**Parts of the exercise**
• 1. Translate this sentence from the data analytics text for educators into Spanish: "But the right data is an asset in our very human task as it can provide some evidence about how things are going."
• 2. Write the next part of the article on data analytics for educators, following on from its final heading.

4 Types of Data Analytics for Educators

Data and Education?

A quick survey of the Web turns up many helpful pages on data analytics. But because data is the currency of our now digital economy, the articles typically focus on the business world.  Any mentions of data in terms of education usually surface one of three understandable perspectives: protecting student privacy, boosting engagement (i.e., $) and the mostly misguided use of high-stakes, though meagre, metrics to represent human learning.

Furthermore, some educators can be hesitant about “data.” Maybe data seems like numbers and graphs while our role is to nurture growth in human beings?  But the right data is an asset in our very human task as it can provide some evidence about how things are going. Quality data, easily accessible and effectively visualised is one way to gain insights on such questions as:

  • Are students learning?
  • What are they learning?
  • What aren’t they learning that could help them grow?
  • What pedagogical approaches are the most effective for which students?
  • How can our school and system use these insights to keep getting better?

This post will provide background on the four types of data analytics and offer four tips for educators. Let’s start with a graphic that we can unpack:

4 Types of Data Analytics

What are the Four Types of Data Analytics?

**Given information**

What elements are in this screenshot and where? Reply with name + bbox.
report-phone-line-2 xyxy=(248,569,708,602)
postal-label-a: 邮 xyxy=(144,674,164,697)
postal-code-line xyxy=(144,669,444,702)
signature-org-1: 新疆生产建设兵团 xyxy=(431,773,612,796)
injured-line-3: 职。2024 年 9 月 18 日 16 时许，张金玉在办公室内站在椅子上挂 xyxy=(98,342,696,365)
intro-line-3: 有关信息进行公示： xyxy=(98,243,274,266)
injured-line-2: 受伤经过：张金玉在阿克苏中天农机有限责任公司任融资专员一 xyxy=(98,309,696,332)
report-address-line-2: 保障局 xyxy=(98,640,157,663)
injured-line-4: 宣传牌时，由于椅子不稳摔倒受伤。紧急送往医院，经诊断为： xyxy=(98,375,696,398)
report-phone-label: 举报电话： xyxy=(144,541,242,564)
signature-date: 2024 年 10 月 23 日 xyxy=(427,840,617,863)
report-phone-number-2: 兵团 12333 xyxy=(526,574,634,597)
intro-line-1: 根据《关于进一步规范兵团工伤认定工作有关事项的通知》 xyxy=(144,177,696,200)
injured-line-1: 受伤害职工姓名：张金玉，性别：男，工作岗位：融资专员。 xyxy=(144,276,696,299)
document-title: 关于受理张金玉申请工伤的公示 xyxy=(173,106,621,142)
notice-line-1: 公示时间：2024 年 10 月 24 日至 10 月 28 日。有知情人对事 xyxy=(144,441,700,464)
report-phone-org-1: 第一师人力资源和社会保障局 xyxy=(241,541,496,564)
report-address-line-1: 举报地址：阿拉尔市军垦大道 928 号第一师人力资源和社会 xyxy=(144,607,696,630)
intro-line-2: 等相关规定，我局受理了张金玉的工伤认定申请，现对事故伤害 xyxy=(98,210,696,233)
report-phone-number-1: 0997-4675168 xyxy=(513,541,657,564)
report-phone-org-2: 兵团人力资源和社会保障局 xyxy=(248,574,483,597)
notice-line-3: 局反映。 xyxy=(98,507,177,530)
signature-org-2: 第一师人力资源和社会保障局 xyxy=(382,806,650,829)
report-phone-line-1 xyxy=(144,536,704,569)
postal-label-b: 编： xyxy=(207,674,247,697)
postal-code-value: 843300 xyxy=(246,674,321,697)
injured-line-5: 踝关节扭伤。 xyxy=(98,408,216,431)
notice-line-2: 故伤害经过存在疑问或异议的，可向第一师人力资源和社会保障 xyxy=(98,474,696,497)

**Per-task answers**
• 1. Pero los datos adecuados son un recurso en nuestra tarea profundamente humana, ya que pueden aportar algunas pruebas sobre cómo van las cosas.

• 2.
A handy way to understand data analytics is to view it in terms of what it can do for us:

  • Describe – what’s already happened
  • Diagnose – why did it happen
  • Predict – forecasts what might happen in the future
  • Prescribe – recommends what to do

The first handy thing to notice is that the “D”s are about the past and the “P”s are in the future. The other useful dimension is the common sense relationship between value and complexity: the simplest data is also the least useful, whereas the most complex has the potential to add the most value.

Now let’s see how the the four types of analytics align with data sources schools already know. I’ll also highlight how complexity and value factor in.

Descriptive Analytics

Descriptive analytics can tell us “what happened.” This is by far the most common type of data used in schools.  When teachers give tests at the end of a unit and assign a mark or compile semester reports, they are generating descriptive data. Other kinds of descriptive data schools might collect are attendance records, participation in co-curricular activities, literacy progressions, feedback surveys, etc.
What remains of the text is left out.